### Record extracts
┄┄┄┄┄┄┄┄┄┄

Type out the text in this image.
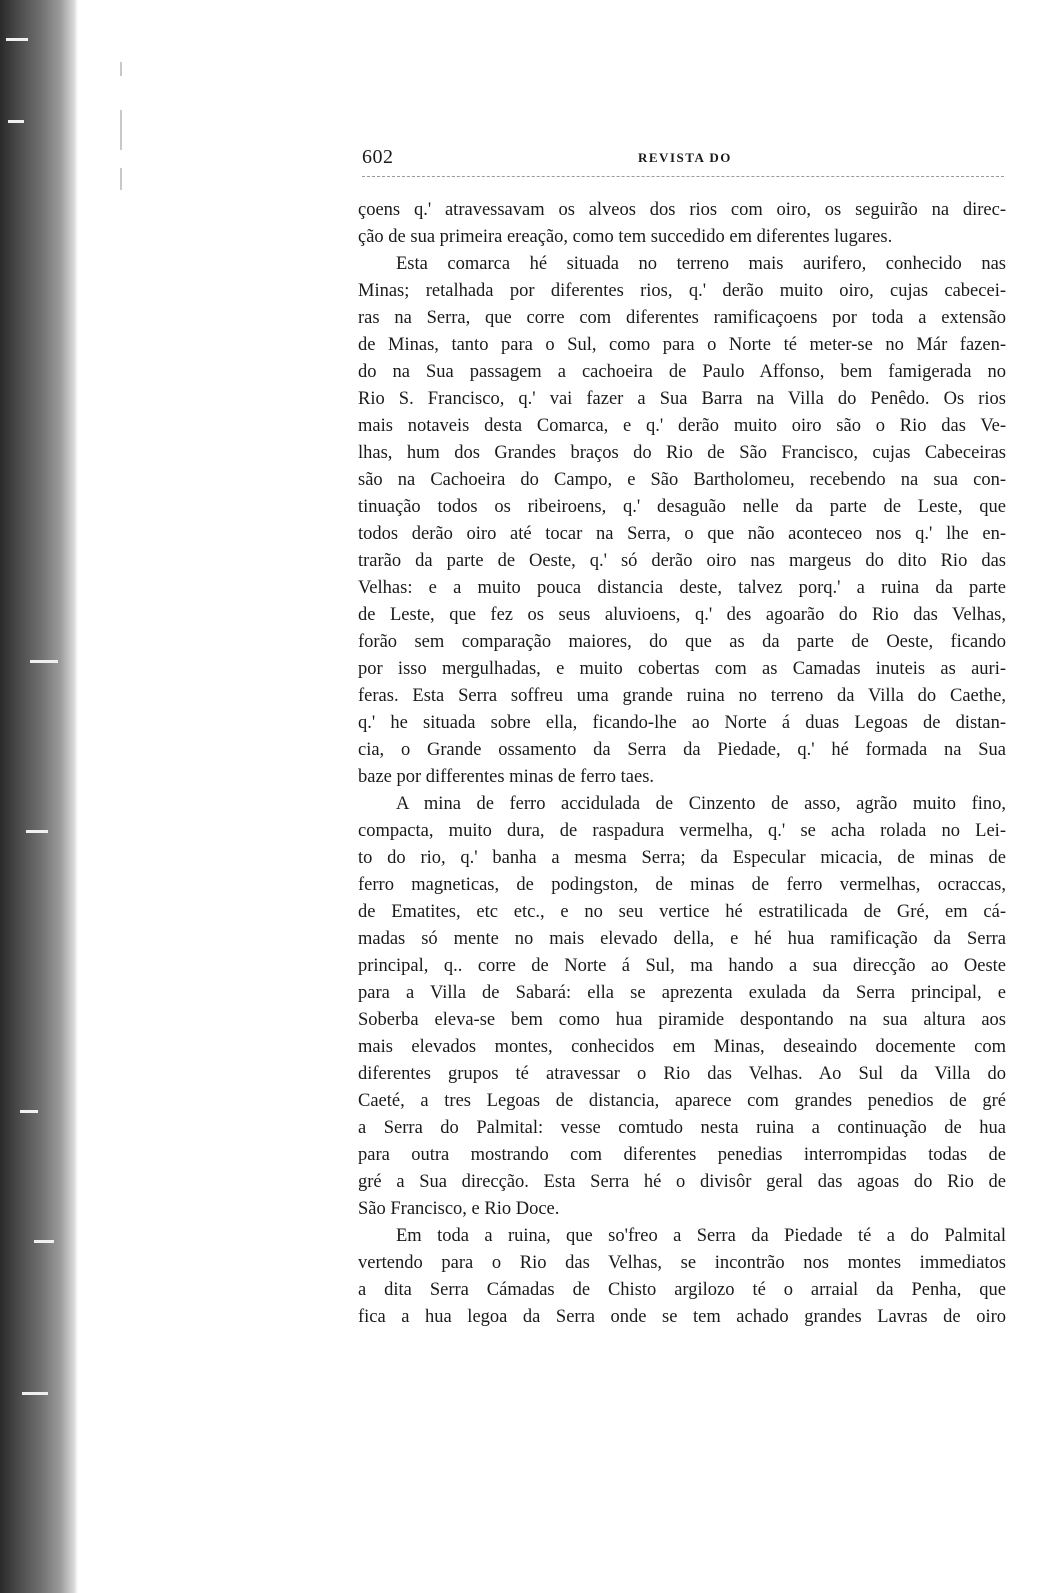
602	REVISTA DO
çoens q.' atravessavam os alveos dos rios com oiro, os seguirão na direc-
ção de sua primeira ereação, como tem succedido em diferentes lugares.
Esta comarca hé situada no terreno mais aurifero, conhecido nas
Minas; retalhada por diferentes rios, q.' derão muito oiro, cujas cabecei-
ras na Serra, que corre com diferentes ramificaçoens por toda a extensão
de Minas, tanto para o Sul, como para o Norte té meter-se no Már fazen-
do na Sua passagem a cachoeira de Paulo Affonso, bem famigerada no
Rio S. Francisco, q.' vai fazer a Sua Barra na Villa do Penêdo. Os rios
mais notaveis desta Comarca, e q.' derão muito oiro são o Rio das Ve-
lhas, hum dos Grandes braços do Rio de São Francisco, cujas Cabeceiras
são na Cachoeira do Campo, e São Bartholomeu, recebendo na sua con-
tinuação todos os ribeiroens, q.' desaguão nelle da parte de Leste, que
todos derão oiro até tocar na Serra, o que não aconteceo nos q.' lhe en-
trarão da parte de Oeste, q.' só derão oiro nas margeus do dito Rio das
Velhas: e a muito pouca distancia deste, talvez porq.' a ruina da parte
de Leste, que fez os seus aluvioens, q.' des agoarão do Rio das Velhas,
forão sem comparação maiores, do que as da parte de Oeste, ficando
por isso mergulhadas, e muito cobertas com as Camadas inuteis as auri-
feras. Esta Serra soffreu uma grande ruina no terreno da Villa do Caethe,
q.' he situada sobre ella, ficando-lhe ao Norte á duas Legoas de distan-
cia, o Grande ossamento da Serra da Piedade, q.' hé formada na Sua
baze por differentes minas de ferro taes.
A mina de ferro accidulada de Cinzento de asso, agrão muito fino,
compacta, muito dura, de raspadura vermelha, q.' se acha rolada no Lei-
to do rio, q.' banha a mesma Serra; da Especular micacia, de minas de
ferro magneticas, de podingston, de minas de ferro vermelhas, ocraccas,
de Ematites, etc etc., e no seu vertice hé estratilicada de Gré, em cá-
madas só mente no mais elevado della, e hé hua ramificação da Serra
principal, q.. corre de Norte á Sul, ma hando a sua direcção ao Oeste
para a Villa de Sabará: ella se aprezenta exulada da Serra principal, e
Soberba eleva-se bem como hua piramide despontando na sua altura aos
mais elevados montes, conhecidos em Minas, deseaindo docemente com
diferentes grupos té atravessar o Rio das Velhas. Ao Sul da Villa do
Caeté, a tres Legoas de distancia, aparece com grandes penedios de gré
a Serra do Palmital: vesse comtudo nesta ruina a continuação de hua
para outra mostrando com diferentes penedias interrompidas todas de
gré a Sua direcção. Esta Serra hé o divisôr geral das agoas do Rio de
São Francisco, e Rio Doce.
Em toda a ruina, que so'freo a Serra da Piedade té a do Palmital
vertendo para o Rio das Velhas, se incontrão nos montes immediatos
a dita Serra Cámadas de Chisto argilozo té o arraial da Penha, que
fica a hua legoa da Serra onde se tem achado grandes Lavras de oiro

┄┄┄┄┄┄┄┄┄┄

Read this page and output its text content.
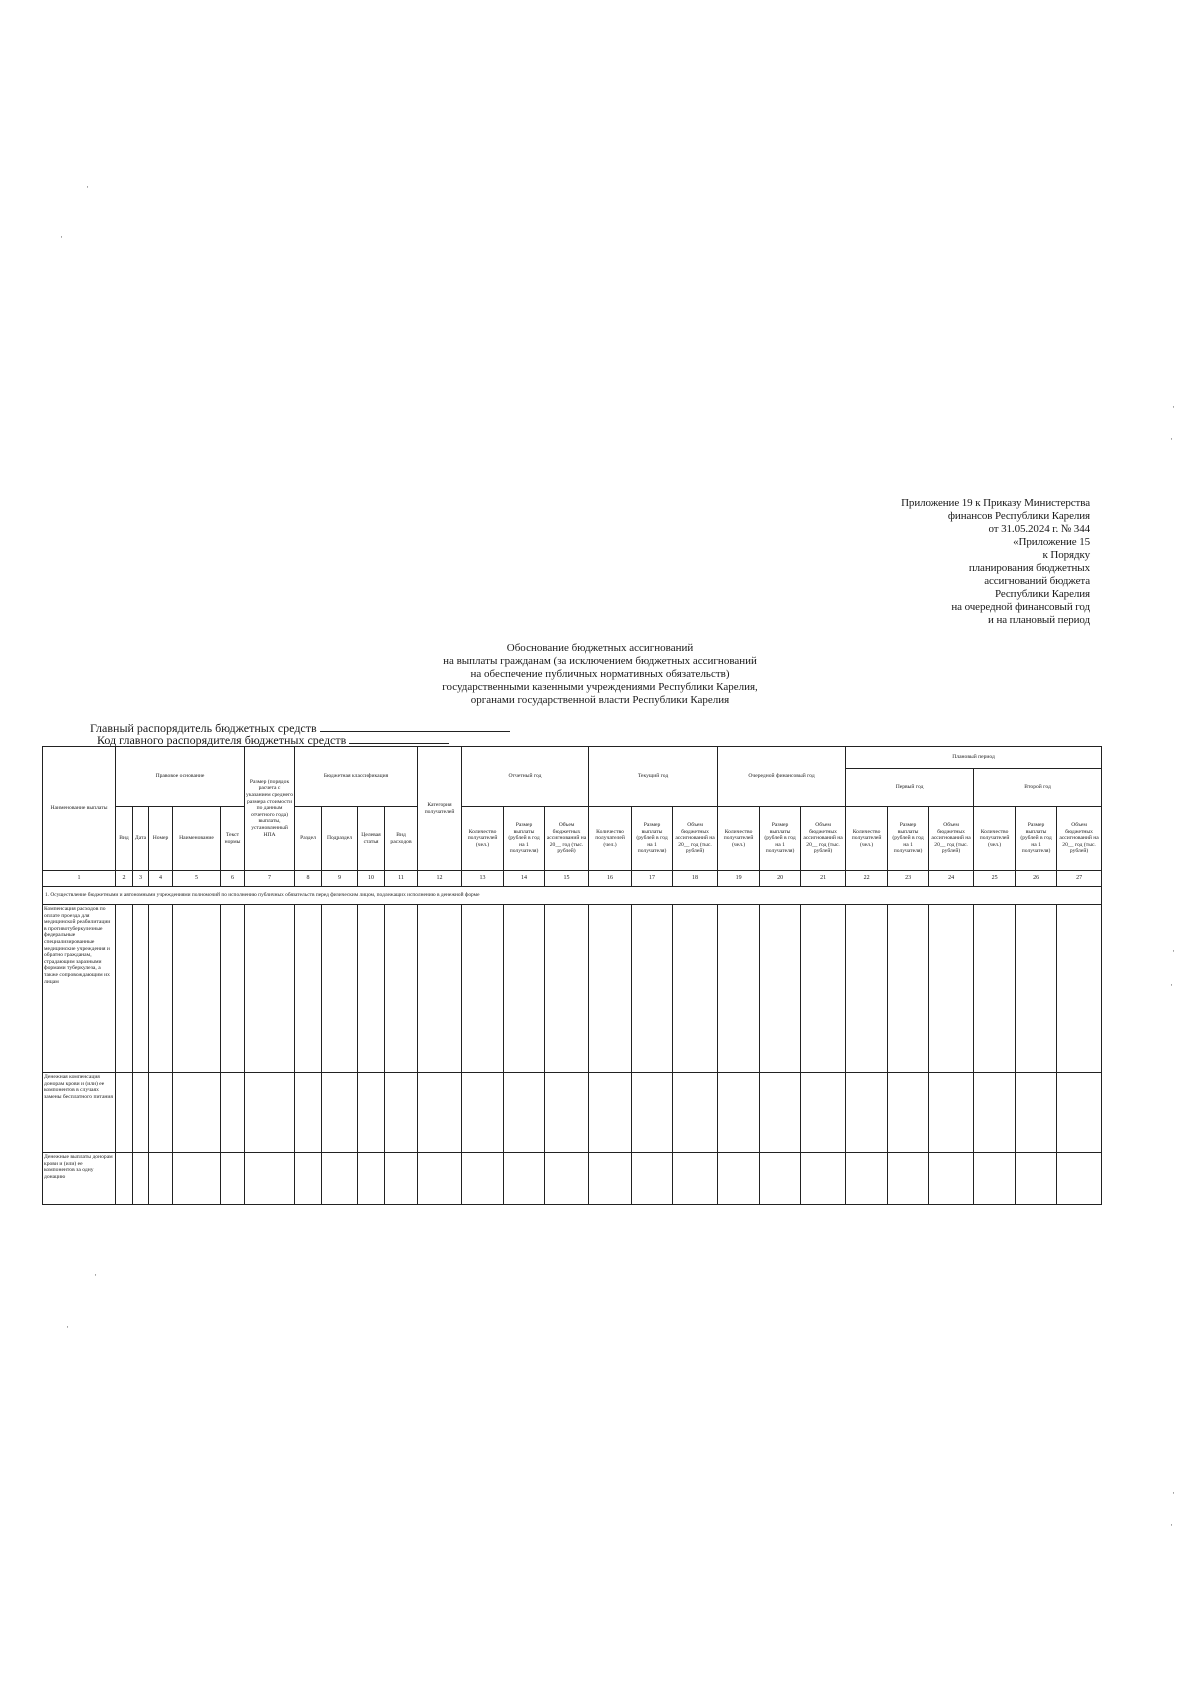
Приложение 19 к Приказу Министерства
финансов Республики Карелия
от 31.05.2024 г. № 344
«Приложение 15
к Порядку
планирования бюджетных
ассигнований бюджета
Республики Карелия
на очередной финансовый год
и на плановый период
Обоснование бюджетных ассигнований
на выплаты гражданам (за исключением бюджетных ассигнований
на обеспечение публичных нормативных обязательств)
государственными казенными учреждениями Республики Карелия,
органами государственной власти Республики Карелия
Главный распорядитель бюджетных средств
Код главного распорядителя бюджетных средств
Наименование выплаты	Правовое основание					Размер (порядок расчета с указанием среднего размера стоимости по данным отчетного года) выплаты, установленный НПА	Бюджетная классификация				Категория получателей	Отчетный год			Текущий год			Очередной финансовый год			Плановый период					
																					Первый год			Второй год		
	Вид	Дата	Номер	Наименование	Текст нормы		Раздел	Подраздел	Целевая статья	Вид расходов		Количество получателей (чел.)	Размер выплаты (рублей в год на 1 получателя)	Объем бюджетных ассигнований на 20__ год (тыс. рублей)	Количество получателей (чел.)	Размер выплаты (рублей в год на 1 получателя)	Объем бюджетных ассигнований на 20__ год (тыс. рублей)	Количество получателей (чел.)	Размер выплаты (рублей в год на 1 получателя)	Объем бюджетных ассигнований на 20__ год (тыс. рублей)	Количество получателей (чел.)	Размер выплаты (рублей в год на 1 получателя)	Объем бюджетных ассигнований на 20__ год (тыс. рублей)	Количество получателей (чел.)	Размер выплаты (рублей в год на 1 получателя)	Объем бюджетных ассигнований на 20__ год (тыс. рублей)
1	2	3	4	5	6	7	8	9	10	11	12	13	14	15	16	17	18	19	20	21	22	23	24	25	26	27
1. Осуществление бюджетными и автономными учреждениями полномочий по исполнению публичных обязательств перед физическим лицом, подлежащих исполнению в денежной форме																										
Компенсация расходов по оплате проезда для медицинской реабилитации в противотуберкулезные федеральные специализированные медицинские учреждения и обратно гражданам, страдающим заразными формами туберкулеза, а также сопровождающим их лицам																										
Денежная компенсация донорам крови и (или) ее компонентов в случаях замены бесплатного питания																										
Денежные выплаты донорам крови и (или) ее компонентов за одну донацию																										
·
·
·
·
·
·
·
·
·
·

┄┄┄┄┄┄┄┄┄┄

### Task details
Identify and extract each line of the listing that contains "публичных".

### Solved problem
на обеспечение публичных нормативных обязательств)
1. Осуществление бюджетными и автономными учреждениями полномочий по исполнению публичных обязательств перед физическим лицом, подлежащих исполнению в денежной форме																										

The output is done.